## Set problem
Exactly repeat the material, dropping only the pictures.

## Supplied entries
==*==
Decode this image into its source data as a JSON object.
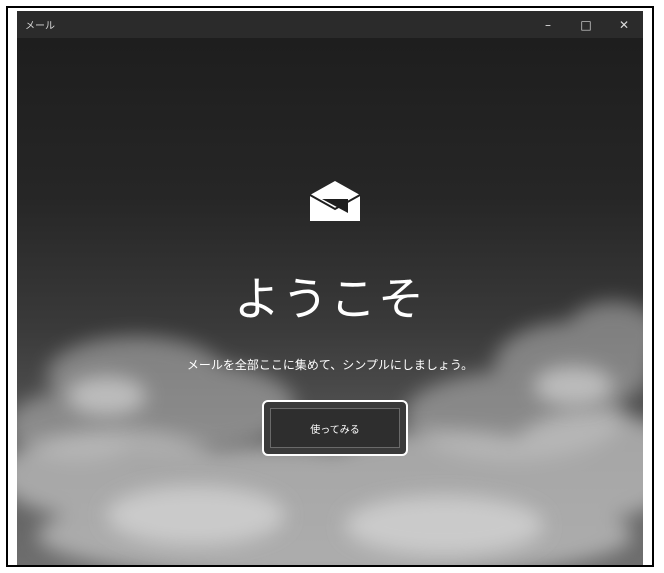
{
  "window": {
    "title": "メール",
    "minimize_icon": "minimize-icon",
    "maximize_icon": "maximize-icon",
    "close_icon": "close-icon",
    "minimize_glyph": "–",
    "maximize_glyph": "□",
    "close_glyph": "✕"
  },
  "welcome": {
    "icon": "mail-icon",
    "title": "ようこそ",
    "subtitle": "メールを全部ここに集めて、シンプルにしましょう。",
    "button_label": "使ってみる"
  },
  "colors": {
    "background_top": "#1e1e1e",
    "background_bottom": "#6e6e6e",
    "title_bar": "#2b2b2b",
    "text": "#ffffff",
    "button": "#2e2e2e"
  }
}
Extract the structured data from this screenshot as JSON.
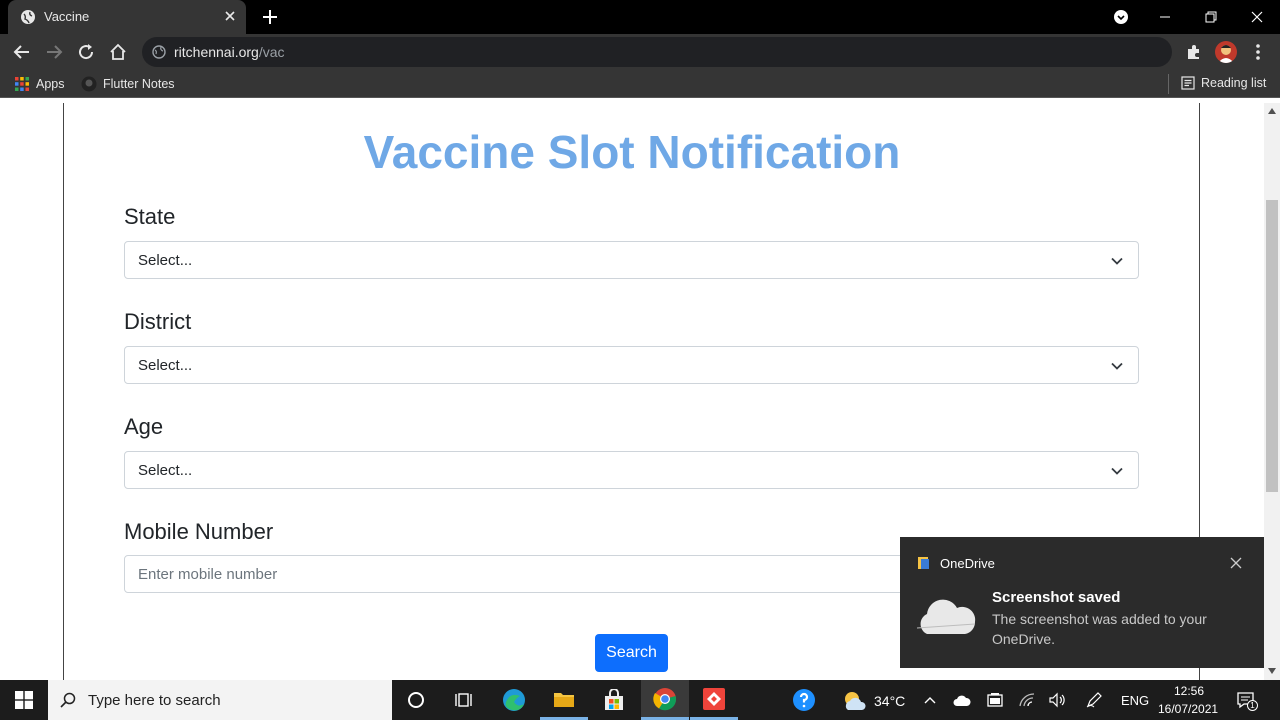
{
  "browser": {
    "tab_title": "Vaccine",
    "url_host": "ritchennai.org",
    "url_path": "/vac",
    "bookmarks": [
      {
        "label": "Apps",
        "icon": "apps-grid-icon"
      },
      {
        "label": "Flutter Notes",
        "icon": "github-icon"
      }
    ],
    "reading_list": "Reading list"
  },
  "page": {
    "heading": "Vaccine Slot Notification",
    "heading_color": "#6fa8e6",
    "fields": [
      {
        "label": "State",
        "value": "Select..."
      },
      {
        "label": "District",
        "value": "Select..."
      },
      {
        "label": "Age",
        "value": "Select..."
      }
    ],
    "mobile": {
      "label": "Mobile Number",
      "placeholder": "Enter mobile number"
    },
    "search_button": "Search",
    "button_color": "#0d6efd"
  },
  "toast": {
    "app": "OneDrive",
    "title": "Screenshot saved",
    "message": "The screenshot was added to your OneDrive."
  },
  "taskbar": {
    "search_placeholder": "Type here to search",
    "weather": "34°C",
    "language": "ENG",
    "time": "12:56",
    "date": "16/07/2021",
    "notification_count": "1"
  }
}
==*==
## Output of the task
Decode this image into its source data as a JSON object.
{
  "window": {
    "title": "メール",
    "minimize_icon": "minimize-icon",
    "maximize_icon": "maximize-icon",
    "close_icon": "close-icon",
    "minimize_glyph": "–",
    "maximize_glyph": "□",
    "close_glyph": "✕"
  },
  "welcome": {
    "icon": "mail-icon",
    "title": "ようこそ",
    "subtitle": "メールを全部ここに集めて、シンプルにしましょう。",
    "button_label": "使ってみる"
  },
  "colors": {
    "background_top": "#1e1e1e",
    "background_bottom": "#6e6e6e",
    "title_bar": "#2b2b2b",
    "text": "#ffffff",
    "button": "#2e2e2e"
  }
}
Extract the structured data from this screenshot as JSON.
{
  "browser": {
    "tab_title": "Vaccine",
    "url_host": "ritchennai.org",
    "url_path": "/vac",
    "bookmarks": [
      {
        "label": "Apps",
        "icon": "apps-grid-icon"
      },
      {
        "label": "Flutter Notes",
        "icon": "github-icon"
      }
    ],
    "reading_list": "Reading list"
  },
  "page": {
    "heading": "Vaccine Slot Notification",
    "heading_color": "#6fa8e6",
    "fields": [
      {
        "label": "State",
        "value": "Select..."
      },
      {
        "label": "District",
        "value": "Select..."
      },
      {
        "label": "Age",
        "value": "Select..."
      }
    ],
    "mobile": {
      "label": "Mobile Number",
      "placeholder": "Enter mobile number"
    },
    "search_button": "Search",
    "button_color": "#0d6efd"
  },
  "toast": {
    "app": "OneDrive",
    "title": "Screenshot saved",
    "message": "The screenshot was added to your OneDrive."
  },
  "taskbar": {
    "search_placeholder": "Type here to search",
    "weather": "34°C",
    "language": "ENG",
    "time": "12:56",
    "date": "16/07/2021",
    "notification_count": "1"
  }
}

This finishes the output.